Problem. Print every line of the listing exactly, please.

Input for this task.
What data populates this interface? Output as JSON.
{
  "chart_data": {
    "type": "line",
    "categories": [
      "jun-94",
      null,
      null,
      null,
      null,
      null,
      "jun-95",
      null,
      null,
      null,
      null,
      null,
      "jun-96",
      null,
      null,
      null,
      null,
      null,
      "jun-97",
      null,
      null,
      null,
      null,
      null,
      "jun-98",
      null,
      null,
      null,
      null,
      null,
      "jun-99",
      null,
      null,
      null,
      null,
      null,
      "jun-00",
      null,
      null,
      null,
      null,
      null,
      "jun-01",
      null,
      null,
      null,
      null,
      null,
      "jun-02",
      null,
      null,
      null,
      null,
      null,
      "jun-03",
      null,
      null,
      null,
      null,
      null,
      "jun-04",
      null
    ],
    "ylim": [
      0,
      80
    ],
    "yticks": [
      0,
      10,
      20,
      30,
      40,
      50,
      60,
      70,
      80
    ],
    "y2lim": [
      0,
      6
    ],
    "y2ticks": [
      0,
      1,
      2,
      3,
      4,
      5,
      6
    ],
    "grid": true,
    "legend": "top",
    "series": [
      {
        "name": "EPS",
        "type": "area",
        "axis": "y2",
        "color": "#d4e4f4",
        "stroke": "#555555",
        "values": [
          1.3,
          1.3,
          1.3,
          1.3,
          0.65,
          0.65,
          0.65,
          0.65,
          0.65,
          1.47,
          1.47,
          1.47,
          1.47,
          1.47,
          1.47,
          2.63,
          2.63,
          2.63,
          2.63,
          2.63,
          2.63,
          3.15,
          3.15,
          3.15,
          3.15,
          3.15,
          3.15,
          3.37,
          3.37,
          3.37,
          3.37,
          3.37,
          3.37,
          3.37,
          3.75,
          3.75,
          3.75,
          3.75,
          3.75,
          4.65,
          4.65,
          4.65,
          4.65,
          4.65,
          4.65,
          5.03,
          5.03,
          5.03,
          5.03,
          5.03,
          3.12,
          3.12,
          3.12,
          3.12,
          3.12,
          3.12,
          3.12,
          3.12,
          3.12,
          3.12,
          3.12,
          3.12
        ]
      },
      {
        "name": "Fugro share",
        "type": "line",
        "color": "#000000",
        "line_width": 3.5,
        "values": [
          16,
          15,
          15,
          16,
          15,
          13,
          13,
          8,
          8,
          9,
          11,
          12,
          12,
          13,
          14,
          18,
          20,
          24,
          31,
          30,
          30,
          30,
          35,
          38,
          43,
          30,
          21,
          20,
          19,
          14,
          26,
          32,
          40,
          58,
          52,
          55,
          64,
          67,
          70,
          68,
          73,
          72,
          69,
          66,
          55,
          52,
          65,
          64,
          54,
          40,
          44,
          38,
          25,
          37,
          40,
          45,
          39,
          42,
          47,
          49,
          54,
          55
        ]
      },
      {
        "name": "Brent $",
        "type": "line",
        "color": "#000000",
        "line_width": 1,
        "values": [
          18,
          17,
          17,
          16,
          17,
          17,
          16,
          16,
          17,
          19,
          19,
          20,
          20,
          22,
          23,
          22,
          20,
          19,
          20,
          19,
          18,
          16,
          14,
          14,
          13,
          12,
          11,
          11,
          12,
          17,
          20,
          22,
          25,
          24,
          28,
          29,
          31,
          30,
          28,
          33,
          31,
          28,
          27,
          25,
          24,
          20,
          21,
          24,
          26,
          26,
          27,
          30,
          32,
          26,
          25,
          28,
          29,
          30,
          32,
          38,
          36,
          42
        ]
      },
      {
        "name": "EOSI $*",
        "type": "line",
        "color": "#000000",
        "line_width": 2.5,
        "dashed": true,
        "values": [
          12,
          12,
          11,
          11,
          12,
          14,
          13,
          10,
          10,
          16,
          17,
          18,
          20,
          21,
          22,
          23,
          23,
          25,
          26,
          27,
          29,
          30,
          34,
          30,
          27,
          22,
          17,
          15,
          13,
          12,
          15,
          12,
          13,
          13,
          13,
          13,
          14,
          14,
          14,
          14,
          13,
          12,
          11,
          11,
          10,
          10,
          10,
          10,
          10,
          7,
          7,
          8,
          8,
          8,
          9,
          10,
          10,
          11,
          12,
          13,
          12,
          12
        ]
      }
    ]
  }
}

Answer below.
What data populates this interface? Output as JSON.
{
  "chart_data": {
    "type": "line",
    "categories": [
      "jun-94",
      null,
      null,
      null,
      null,
      null,
      "jun-95",
      null,
      null,
      null,
      null,
      null,
      "jun-96",
      null,
      null,
      null,
      null,
      null,
      "jun-97",
      null,
      null,
      null,
      null,
      null,
      "jun-98",
      null,
      null,
      null,
      null,
      null,
      "jun-99",
      null,
      null,
      null,
      null,
      null,
      "jun-00",
      null,
      null,
      null,
      null,
      null,
      "jun-01",
      null,
      null,
      null,
      null,
      null,
      "jun-02",
      null,
      null,
      null,
      null,
      null,
      "jun-03",
      null,
      null,
      null,
      null,
      null,
      "jun-04",
      null
    ],
    "ylim": [
      0,
      80
    ],
    "yticks": [
      0,
      10,
      20,
      30,
      40,
      50,
      60,
      70,
      80
    ],
    "y2lim": [
      0,
      6
    ],
    "y2ticks": [
      0,
      1,
      2,
      3,
      4,
      5,
      6
    ],
    "grid": true,
    "legend": "top",
    "series": [
      {
        "name": "EPS",
        "type": "area",
        "axis": "y2",
        "color": "#d4e4f4",
        "stroke": "#555555",
        "values": [
          1.3,
          1.3,
          1.3,
          1.3,
          0.65,
          0.65,
          0.65,
          0.65,
          0.65,
          1.47,
          1.47,
          1.47,
          1.47,
          1.47,
          1.47,
          2.63,
          2.63,
          2.63,
          2.63,
          2.63,
          2.63,
          3.15,
          3.15,
          3.15,
          3.15,
          3.15,
          3.15,
          3.37,
          3.37,
          3.37,
          3.37,
          3.37,
          3.37,
          3.37,
          3.75,
          3.75,
          3.75,
          3.75,
          3.75,
          4.65,
          4.65,
          4.65,
          4.65,
          4.65,
          4.65,
          5.03,
          5.03,
          5.03,
          5.03,
          5.03,
          3.12,
          3.12,
          3.12,
          3.12,
          3.12,
          3.12,
          3.12,
          3.12,
          3.12,
          3.12,
          3.12,
          3.12
        ]
      },
      {
        "name": "Fugro share",
        "type": "line",
        "color": "#000000",
        "line_width": 3.5,
        "values": [
          16,
          15,
          15,
          16,
          15,
          13,
          13,
          8,
          8,
          9,
          11,
          12,
          12,
          13,
          14,
          18,
          20,
          24,
          31,
          30,
          30,
          30,
          35,
          38,
          43,
          30,
          21,
          20,
          19,
          14,
          26,
          32,
          40,
          58,
          52,
          55,
          64,
          67,
          70,
          68,
          73,
          72,
          69,
          66,
          55,
          52,
          65,
          64,
          54,
          40,
          44,
          38,
          25,
          37,
          40,
          45,
          39,
          42,
          47,
          49,
          54,
          55
        ]
      },
      {
        "name": "Brent $",
        "type": "line",
        "color": "#000000",
        "line_width": 1,
        "values": [
          18,
          17,
          17,
          16,
          17,
          17,
          16,
          16,
          17,
          19,
          19,
          20,
          20,
          22,
          23,
          22,
          20,
          19,
          20,
          19,
          18,
          16,
          14,
          14,
          13,
          12,
          11,
          11,
          12,
          17,
          20,
          22,
          25,
          24,
          28,
          29,
          31,
          30,
          28,
          33,
          31,
          28,
          27,
          25,
          24,
          20,
          21,
          24,
          26,
          26,
          27,
          30,
          32,
          26,
          25,
          28,
          29,
          30,
          32,
          38,
          36,
          42
        ]
      },
      {
        "name": "EOSI $*",
        "type": "line",
        "color": "#000000",
        "line_width": 2.5,
        "dashed": true,
        "values": [
          12,
          12,
          11,
          11,
          12,
          14,
          13,
          10,
          10,
          16,
          17,
          18,
          20,
          21,
          22,
          23,
          23,
          25,
          26,
          27,
          29,
          30,
          34,
          30,
          27,
          22,
          17,
          15,
          13,
          12,
          15,
          12,
          13,
          13,
          13,
          13,
          14,
          14,
          14,
          14,
          13,
          12,
          11,
          11,
          10,
          10,
          10,
          10,
          10,
          7,
          7,
          8,
          8,
          8,
          9,
          10,
          10,
          11,
          12,
          13,
          12,
          12
        ]
      }
    ]
  }
}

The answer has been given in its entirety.